What to do – Reproduce every record below exactly as written, leaving out any pictures.

— BEGIN The records —

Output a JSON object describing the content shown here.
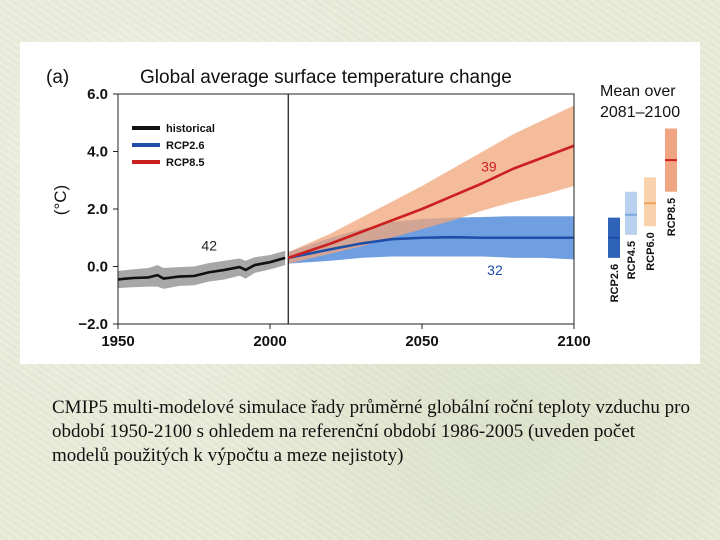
{
  "chart_data": {
    "type": "line",
    "panel_label": "(a)",
    "title": "Global average surface temperature change",
    "ylabel": "(°C)",
    "xlabel": "",
    "xlim": [
      1950,
      2100
    ],
    "ylim": [
      -2.0,
      6.0
    ],
    "x_ticks": [
      "1950",
      "2000",
      "2050",
      "2100"
    ],
    "y_ticks": [
      "6.0",
      "4.0",
      "2.0",
      "0.0",
      "−2.0"
    ],
    "divider_year": 2006,
    "legend_position": "top-left",
    "series": [
      {
        "name": "historical",
        "color": "#111111",
        "band_color": "#8a8a8a",
        "x": [
          1950,
          1955,
          1960,
          1963,
          1965,
          1970,
          1975,
          1980,
          1985,
          1990,
          1992,
          1995,
          2000,
          2005
        ],
        "values": [
          -0.45,
          -0.4,
          -0.38,
          -0.3,
          -0.42,
          -0.35,
          -0.33,
          -0.2,
          -0.12,
          -0.02,
          -0.12,
          0.05,
          0.15,
          0.3
        ],
        "lower": [
          -0.75,
          -0.72,
          -0.7,
          -0.7,
          -0.78,
          -0.68,
          -0.65,
          -0.52,
          -0.45,
          -0.32,
          -0.42,
          -0.22,
          -0.1,
          0.05
        ],
        "upper": [
          -0.15,
          -0.1,
          -0.05,
          0.05,
          -0.05,
          -0.02,
          0.0,
          0.12,
          0.2,
          0.28,
          0.2,
          0.32,
          0.4,
          0.55
        ],
        "model_count": "42"
      },
      {
        "name": "RCP2.6",
        "color": "#1f4ea8",
        "band_color": "#3f7fd6",
        "x": [
          2006,
          2020,
          2030,
          2040,
          2050,
          2060,
          2070,
          2080,
          2090,
          2100
        ],
        "values": [
          0.3,
          0.6,
          0.8,
          0.95,
          1.0,
          1.02,
          1.0,
          1.0,
          1.0,
          1.0
        ],
        "lower": [
          0.1,
          0.2,
          0.3,
          0.35,
          0.35,
          0.35,
          0.35,
          0.3,
          0.3,
          0.25
        ],
        "upper": [
          0.5,
          1.0,
          1.3,
          1.55,
          1.65,
          1.7,
          1.72,
          1.75,
          1.75,
          1.75
        ],
        "model_count": "32"
      },
      {
        "name": "RCP8.5",
        "color": "#cc1f1f",
        "band_color": "#f2a57a",
        "x": [
          2006,
          2020,
          2030,
          2040,
          2050,
          2060,
          2070,
          2080,
          2090,
          2100
        ],
        "values": [
          0.3,
          0.8,
          1.2,
          1.6,
          2.0,
          2.45,
          2.9,
          3.4,
          3.8,
          4.2
        ],
        "lower": [
          0.1,
          0.45,
          0.7,
          1.0,
          1.3,
          1.6,
          1.95,
          2.25,
          2.5,
          2.8
        ],
        "upper": [
          0.5,
          1.15,
          1.7,
          2.25,
          2.8,
          3.4,
          4.0,
          4.6,
          5.1,
          5.6
        ],
        "model_count": "39"
      }
    ],
    "mean_2081_2100": {
      "title_line1": "Mean over",
      "title_line2": "2081–2100",
      "bars": [
        {
          "name": "RCP2.6",
          "color": "#1f4ea8",
          "fill": "#2e63b8",
          "low": 0.3,
          "mid": 1.0,
          "high": 1.7
        },
        {
          "name": "RCP4.5",
          "color": "#7aa6dc",
          "fill": "#b9d1ef",
          "low": 1.1,
          "mid": 1.8,
          "high": 2.6
        },
        {
          "name": "RCP6.0",
          "color": "#f0a25a",
          "fill": "#f7d2ad",
          "low": 1.4,
          "mid": 2.2,
          "high": 3.1
        },
        {
          "name": "RCP8.5",
          "color": "#cc1f1f",
          "fill": "#f0a582",
          "low": 2.6,
          "mid": 3.7,
          "high": 4.8
        }
      ]
    }
  },
  "caption": "CMIP5 multi-modelové simulace řady průměrné globální roční teploty vzduchu pro období 1950-2100 s ohledem na referenční období 1986-2005 (uveden počet modelů použitých k výpočtu a meze nejistoty)"
}
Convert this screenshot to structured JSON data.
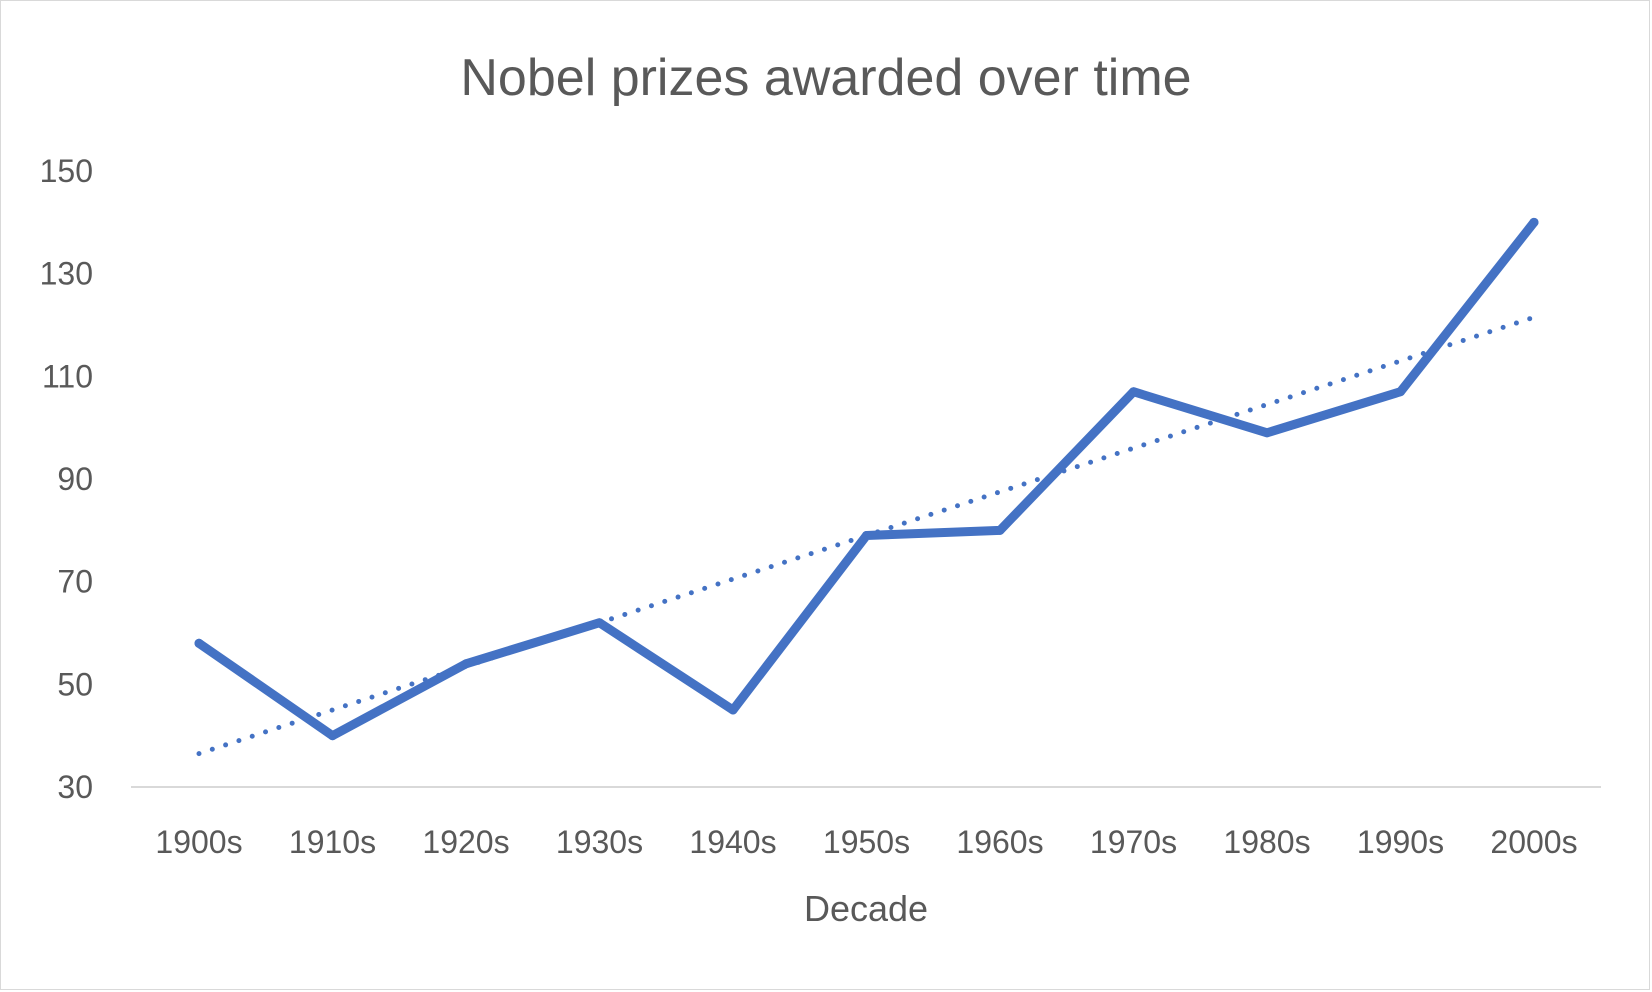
{
  "chart_data": {
    "type": "line",
    "title": "Nobel prizes awarded over time",
    "xlabel": "Decade",
    "ylabel": "",
    "categories": [
      "1900s",
      "1910s",
      "1920s",
      "1930s",
      "1940s",
      "1950s",
      "1960s",
      "1970s",
      "1980s",
      "1990s",
      "2000s"
    ],
    "series": [
      {
        "values": [
          58,
          40,
          54,
          62,
          45,
          79,
          80,
          107,
          99,
          107,
          140
        ],
        "color": "#4472C4"
      }
    ],
    "trendline": {
      "type": "linear",
      "style": "dotted",
      "color": "#4472C4",
      "start": 36.5,
      "end": 121.5
    },
    "ylim": [
      30,
      150
    ],
    "yticks": [
      30,
      50,
      70,
      90,
      110,
      130,
      150
    ],
    "grid": false,
    "legend": "none"
  }
}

— END The records —

Written answer –
Output a JSON object describing the content shown here.
{
  "chart_data": {
    "type": "line",
    "panel_label": "(a)",
    "title": "Global average surface temperature change",
    "ylabel": "(°C)",
    "xlabel": "",
    "xlim": [
      1950,
      2100
    ],
    "ylim": [
      -2.0,
      6.0
    ],
    "x_ticks": [
      "1950",
      "2000",
      "2050",
      "2100"
    ],
    "y_ticks": [
      "6.0",
      "4.0",
      "2.0",
      "0.0",
      "−2.0"
    ],
    "divider_year": 2006,
    "legend_position": "top-left",
    "series": [
      {
        "name": "historical",
        "color": "#111111",
        "band_color": "#8a8a8a",
        "x": [
          1950,
          1955,
          1960,
          1963,
          1965,
          1970,
          1975,
          1980,
          1985,
          1990,
          1992,
          1995,
          2000,
          2005
        ],
        "values": [
          -0.45,
          -0.4,
          -0.38,
          -0.3,
          -0.42,
          -0.35,
          -0.33,
          -0.2,
          -0.12,
          -0.02,
          -0.12,
          0.05,
          0.15,
          0.3
        ],
        "lower": [
          -0.75,
          -0.72,
          -0.7,
          -0.7,
          -0.78,
          -0.68,
          -0.65,
          -0.52,
          -0.45,
          -0.32,
          -0.42,
          -0.22,
          -0.1,
          0.05
        ],
        "upper": [
          -0.15,
          -0.1,
          -0.05,
          0.05,
          -0.05,
          -0.02,
          0.0,
          0.12,
          0.2,
          0.28,
          0.2,
          0.32,
          0.4,
          0.55
        ],
        "model_count": "42"
      },
      {
        "name": "RCP2.6",
        "color": "#1f4ea8",
        "band_color": "#3f7fd6",
        "x": [
          2006,
          2020,
          2030,
          2040,
          2050,
          2060,
          2070,
          2080,
          2090,
          2100
        ],
        "values": [
          0.3,
          0.6,
          0.8,
          0.95,
          1.0,
          1.02,
          1.0,
          1.0,
          1.0,
          1.0
        ],
        "lower": [
          0.1,
          0.2,
          0.3,
          0.35,
          0.35,
          0.35,
          0.35,
          0.3,
          0.3,
          0.25
        ],
        "upper": [
          0.5,
          1.0,
          1.3,
          1.55,
          1.65,
          1.7,
          1.72,
          1.75,
          1.75,
          1.75
        ],
        "model_count": "32"
      },
      {
        "name": "RCP8.5",
        "color": "#cc1f1f",
        "band_color": "#f2a57a",
        "x": [
          2006,
          2020,
          2030,
          2040,
          2050,
          2060,
          2070,
          2080,
          2090,
          2100
        ],
        "values": [
          0.3,
          0.8,
          1.2,
          1.6,
          2.0,
          2.45,
          2.9,
          3.4,
          3.8,
          4.2
        ],
        "lower": [
          0.1,
          0.45,
          0.7,
          1.0,
          1.3,
          1.6,
          1.95,
          2.25,
          2.5,
          2.8
        ],
        "upper": [
          0.5,
          1.15,
          1.7,
          2.25,
          2.8,
          3.4,
          4.0,
          4.6,
          5.1,
          5.6
        ],
        "model_count": "39"
      }
    ],
    "mean_2081_2100": {
      "title_line1": "Mean over",
      "title_line2": "2081–2100",
      "bars": [
        {
          "name": "RCP2.6",
          "color": "#1f4ea8",
          "fill": "#2e63b8",
          "low": 0.3,
          "mid": 1.0,
          "high": 1.7
        },
        {
          "name": "RCP4.5",
          "color": "#7aa6dc",
          "fill": "#b9d1ef",
          "low": 1.1,
          "mid": 1.8,
          "high": 2.6
        },
        {
          "name": "RCP6.0",
          "color": "#f0a25a",
          "fill": "#f7d2ad",
          "low": 1.4,
          "mid": 2.2,
          "high": 3.1
        },
        {
          "name": "RCP8.5",
          "color": "#cc1f1f",
          "fill": "#f0a582",
          "low": 2.6,
          "mid": 3.7,
          "high": 4.8
        }
      ]
    }
  },
  "caption": "CMIP5 multi-modelové simulace řady průměrné globální roční teploty vzduchu pro období 1950-2100 s ohledem na referenční období 1986-2005 (uveden počet modelů použitých k výpočtu a meze nejistoty)"
}
Convert this screenshot to structured JSON data.
{
  "chart_data": {
    "type": "line",
    "title": "Nobel prizes awarded over time",
    "xlabel": "Decade",
    "ylabel": "",
    "categories": [
      "1900s",
      "1910s",
      "1920s",
      "1930s",
      "1940s",
      "1950s",
      "1960s",
      "1970s",
      "1980s",
      "1990s",
      "2000s"
    ],
    "series": [
      {
        "values": [
          58,
          40,
          54,
          62,
          45,
          79,
          80,
          107,
          99,
          107,
          140
        ],
        "color": "#4472C4"
      }
    ],
    "trendline": {
      "type": "linear",
      "style": "dotted",
      "color": "#4472C4",
      "start": 36.5,
      "end": 121.5
    },
    "ylim": [
      30,
      150
    ],
    "yticks": [
      30,
      50,
      70,
      90,
      110,
      130,
      150
    ],
    "grid": false,
    "legend": "none"
  }
}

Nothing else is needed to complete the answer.